Exercise brief: Select and copy out every line in the records containing "color".

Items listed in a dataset
Start

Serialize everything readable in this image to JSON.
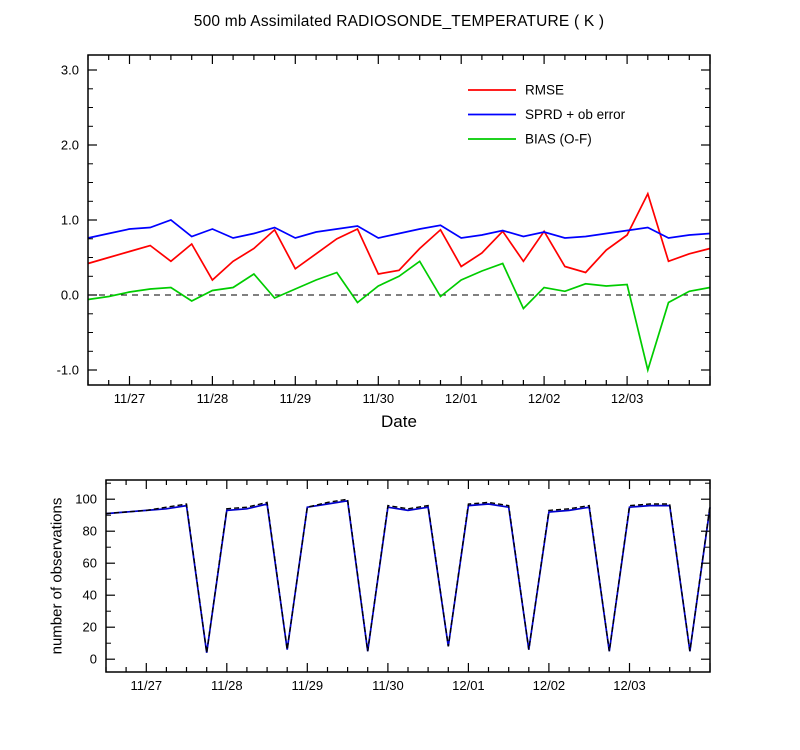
{
  "page": {
    "background": "#ffffff"
  },
  "chart_data": [
    {
      "type": "line",
      "title": "500 mb Assimilated RADIOSONDE_TEMPERATURE ( K )",
      "xlabel": "Date",
      "ylabel": "",
      "ylim": [
        -1.2,
        3.2
      ],
      "ytick_values": [
        -1.0,
        0.0,
        1.0,
        2.0,
        3.0
      ],
      "ytick_labels": [
        "-1.0",
        "0.0",
        "1.0",
        "2.0",
        "3.0"
      ],
      "yminor_step": 0.25,
      "x_interval_hours": 6,
      "xtick_major_indices": [
        2,
        6,
        10,
        14,
        18,
        22,
        26,
        30
      ],
      "xtick_labels": [
        "11/27",
        "11/28",
        "11/29",
        "11/30",
        "12/01",
        "12/02",
        "12/03",
        ""
      ],
      "grid": false,
      "zero_line": true,
      "legend_position": "upper-right",
      "series": [
        {
          "name": "RMSE",
          "color": "#ff0000",
          "style": "solid",
          "values": [
            0.42,
            0.5,
            0.58,
            0.66,
            0.45,
            0.68,
            0.2,
            0.45,
            0.62,
            0.87,
            0.35,
            0.55,
            0.75,
            0.88,
            0.28,
            0.33,
            0.62,
            0.87,
            0.38,
            0.56,
            0.85,
            0.45,
            0.85,
            0.38,
            0.3,
            0.6,
            0.8,
            1.35,
            0.45,
            0.55,
            0.62
          ]
        },
        {
          "name": "SPRD + ob error",
          "color": "#0000ff",
          "style": "solid",
          "values": [
            0.76,
            0.82,
            0.88,
            0.9,
            1.0,
            0.78,
            0.88,
            0.76,
            0.82,
            0.9,
            0.76,
            0.84,
            0.88,
            0.92,
            0.76,
            0.82,
            0.88,
            0.93,
            0.76,
            0.8,
            0.86,
            0.78,
            0.84,
            0.76,
            0.78,
            0.82,
            0.86,
            0.9,
            0.76,
            0.8,
            0.82
          ]
        },
        {
          "name": "BIAS (O-F)",
          "color": "#00cc00",
          "style": "solid",
          "values": [
            -0.06,
            -0.02,
            0.04,
            0.08,
            0.1,
            -0.08,
            0.06,
            0.1,
            0.28,
            -0.04,
            0.08,
            0.2,
            0.3,
            -0.1,
            0.12,
            0.25,
            0.45,
            -0.02,
            0.2,
            0.32,
            0.42,
            -0.18,
            0.1,
            0.05,
            0.15,
            0.12,
            0.14,
            -1.0,
            -0.1,
            0.05,
            0.1
          ]
        }
      ]
    },
    {
      "type": "line",
      "title": "",
      "xlabel": "",
      "ylabel": "number of observations",
      "ylim": [
        -8,
        112
      ],
      "ytick_values": [
        0,
        20,
        40,
        60,
        80,
        100
      ],
      "ytick_labels": [
        "0",
        "20",
        "40",
        "60",
        "80",
        "100"
      ],
      "yminor_step": 10,
      "x_interval_hours": 6,
      "xtick_major_indices": [
        2,
        6,
        10,
        14,
        18,
        22,
        26,
        30
      ],
      "xtick_labels": [
        "11/27",
        "11/28",
        "11/29",
        "11/30",
        "12/01",
        "12/02",
        "12/03",
        ""
      ],
      "grid": false,
      "zero_line": false,
      "legend_position": "none",
      "series": [
        {
          "name": "",
          "color": "#0000cc",
          "style": "solid",
          "values": [
            91,
            92,
            93,
            94,
            96,
            4,
            93,
            94,
            97,
            6,
            95,
            97,
            99,
            5,
            95,
            93,
            95,
            8,
            96,
            97,
            95,
            6,
            92,
            93,
            95,
            5,
            95,
            96,
            96,
            5,
            95
          ]
        },
        {
          "name": "",
          "color": "#000000",
          "style": "dashed",
          "values": [
            91,
            92,
            93,
            95,
            97,
            4,
            94,
            95,
            98,
            6,
            95,
            98,
            100,
            5,
            96,
            94,
            96,
            8,
            97,
            98,
            96,
            6,
            93,
            94,
            96,
            5,
            96,
            97,
            97,
            5,
            96
          ]
        }
      ]
    }
  ]
}
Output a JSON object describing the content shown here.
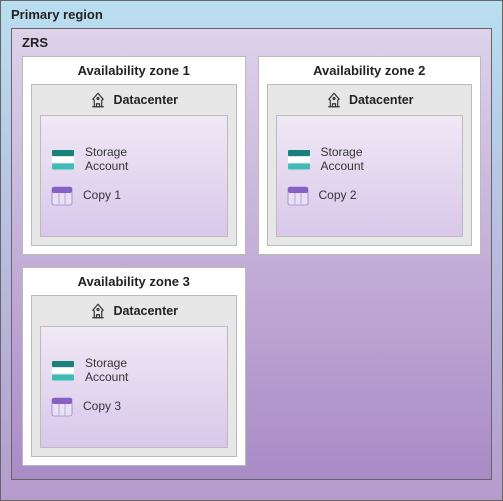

End

Result of this exercise:
          "color": "#ff0000",
          "color": "#0000ff",
          "color": "#00cc00",
          "color": "#0000cc",
          "color": "#000000",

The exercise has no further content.